> **Entries with figure data**:
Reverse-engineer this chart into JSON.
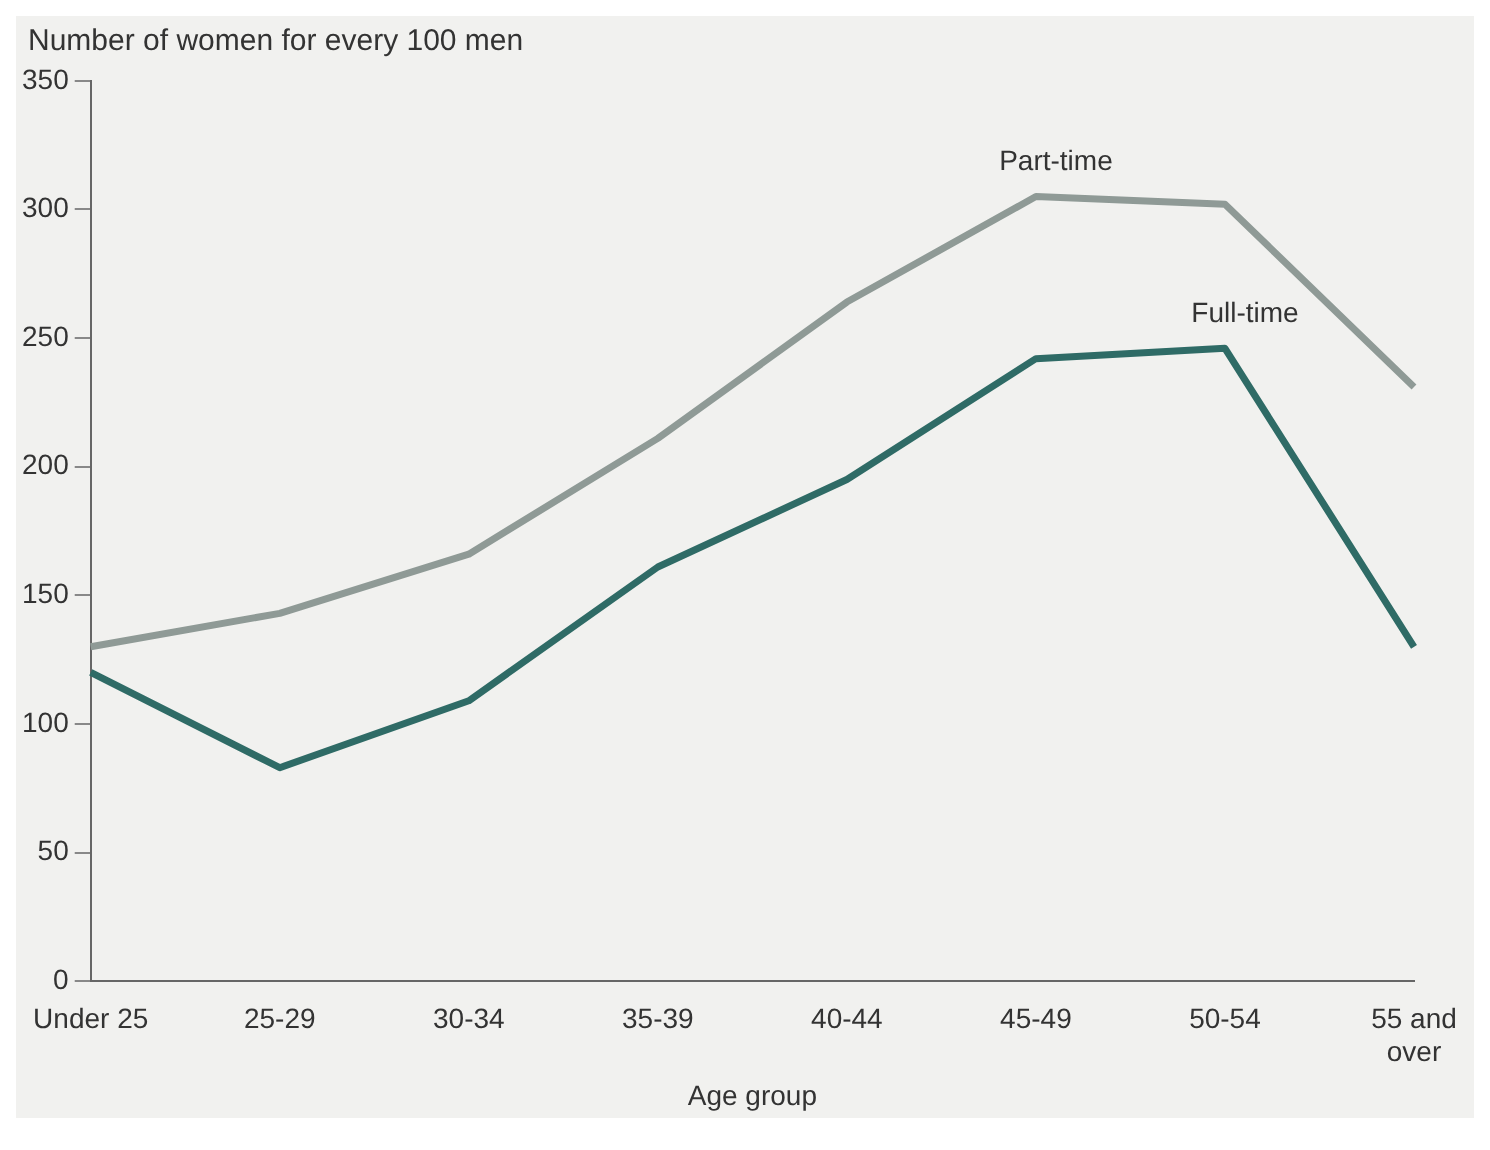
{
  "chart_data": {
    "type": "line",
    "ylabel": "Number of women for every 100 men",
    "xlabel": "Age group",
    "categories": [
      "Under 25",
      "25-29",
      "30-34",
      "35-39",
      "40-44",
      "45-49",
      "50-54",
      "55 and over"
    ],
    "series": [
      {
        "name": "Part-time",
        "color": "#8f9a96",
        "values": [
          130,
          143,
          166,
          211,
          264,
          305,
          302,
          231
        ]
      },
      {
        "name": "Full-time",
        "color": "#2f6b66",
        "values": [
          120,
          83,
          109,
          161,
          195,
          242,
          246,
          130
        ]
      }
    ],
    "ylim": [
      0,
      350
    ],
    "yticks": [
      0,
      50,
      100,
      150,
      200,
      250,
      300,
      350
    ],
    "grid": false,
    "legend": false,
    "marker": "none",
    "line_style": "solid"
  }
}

> **Objective**: Transcribe all the data word for word; the images stay out.

> **Result of the exercise**:
Reverse-engineer this chart into JSON.
{
  "chart_data": {
    "type": "line",
    "ylabel": "Number of women for every 100 men",
    "xlabel": "Age group",
    "categories": [
      "Under 25",
      "25-29",
      "30-34",
      "35-39",
      "40-44",
      "45-49",
      "50-54",
      "55 and over"
    ],
    "series": [
      {
        "name": "Part-time",
        "color": "#8f9a96",
        "values": [
          130,
          143,
          166,
          211,
          264,
          305,
          302,
          231
        ]
      },
      {
        "name": "Full-time",
        "color": "#2f6b66",
        "values": [
          120,
          83,
          109,
          161,
          195,
          242,
          246,
          130
        ]
      }
    ],
    "ylim": [
      0,
      350
    ],
    "yticks": [
      0,
      50,
      100,
      150,
      200,
      250,
      300,
      350
    ],
    "grid": false,
    "legend": false,
    "marker": "none",
    "line_style": "solid"
  }
}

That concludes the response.